**TO BE DONE**: Every entry below must be repeated exactly; skip the pictures.

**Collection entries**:
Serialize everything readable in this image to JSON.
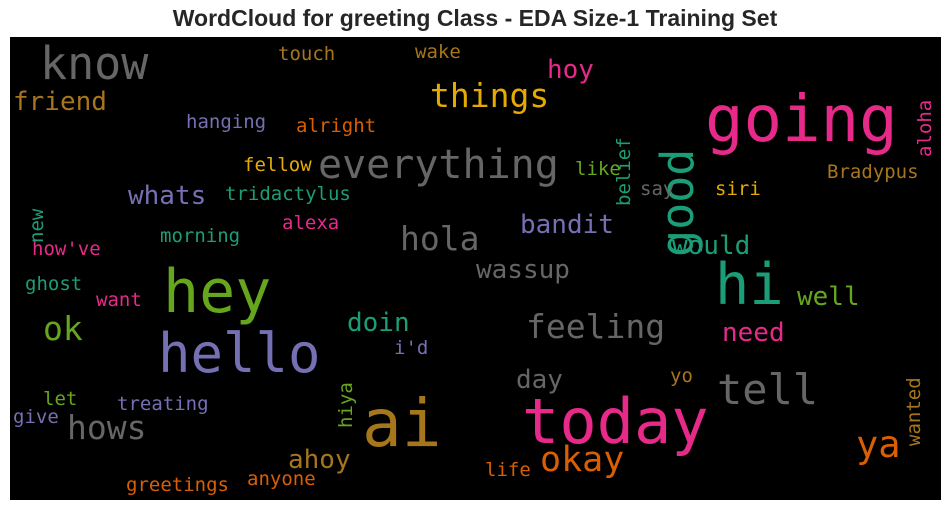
{
  "title": "WordCloud for greeting Class - EDA Size-1 Training Set",
  "colors": {
    "green": "#1b9e77",
    "orange": "#d95f02",
    "purple": "#7570b3",
    "pink": "#e7298a",
    "lime": "#66a61e",
    "gold": "#e6ab02",
    "brown": "#a6761d",
    "gray": "#666666",
    "background": "#000000"
  },
  "words": [
    "know",
    "going",
    "good",
    "things",
    "hoy",
    "touch",
    "wake",
    "friend",
    "hanging",
    "alright",
    "belief",
    "aloha",
    "everything",
    "fellow",
    "like",
    "whats",
    "tridactylus",
    "new",
    "say",
    "siri",
    "Bradypus",
    "hola",
    "bandit",
    "alexa",
    "morning",
    "how've",
    "would",
    "wassup",
    "hey",
    "hi",
    "ghost",
    "want",
    "well",
    "ok",
    "doin",
    "feeling",
    "hello",
    "need",
    "i'd",
    "hiya",
    "wanted",
    "day",
    "tell",
    "yo",
    "let",
    "treating",
    "give",
    "hows",
    "ai",
    "today",
    "ya",
    "ahoy",
    "okay",
    "life",
    "greetings",
    "anyone"
  ]
}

**SOLVED PROBLEM**:
Serialize everything readable in this image to JSON.
{
  "title": "WordCloud for greeting Class - EDA Size-1 Training Set",
  "colors": {
    "green": "#1b9e77",
    "orange": "#d95f02",
    "purple": "#7570b3",
    "pink": "#e7298a",
    "lime": "#66a61e",
    "gold": "#e6ab02",
    "brown": "#a6761d",
    "gray": "#666666",
    "background": "#000000"
  },
  "words": [
    "know",
    "going",
    "good",
    "things",
    "hoy",
    "touch",
    "wake",
    "friend",
    "hanging",
    "alright",
    "belief",
    "aloha",
    "everything",
    "fellow",
    "like",
    "whats",
    "tridactylus",
    "new",
    "say",
    "siri",
    "Bradypus",
    "hola",
    "bandit",
    "alexa",
    "morning",
    "how've",
    "would",
    "wassup",
    "hey",
    "hi",
    "ghost",
    "want",
    "well",
    "ok",
    "doin",
    "feeling",
    "hello",
    "need",
    "i'd",
    "hiya",
    "wanted",
    "day",
    "tell",
    "yo",
    "let",
    "treating",
    "give",
    "hows",
    "ai",
    "today",
    "ya",
    "ahoy",
    "okay",
    "life",
    "greetings",
    "anyone"
  ]
}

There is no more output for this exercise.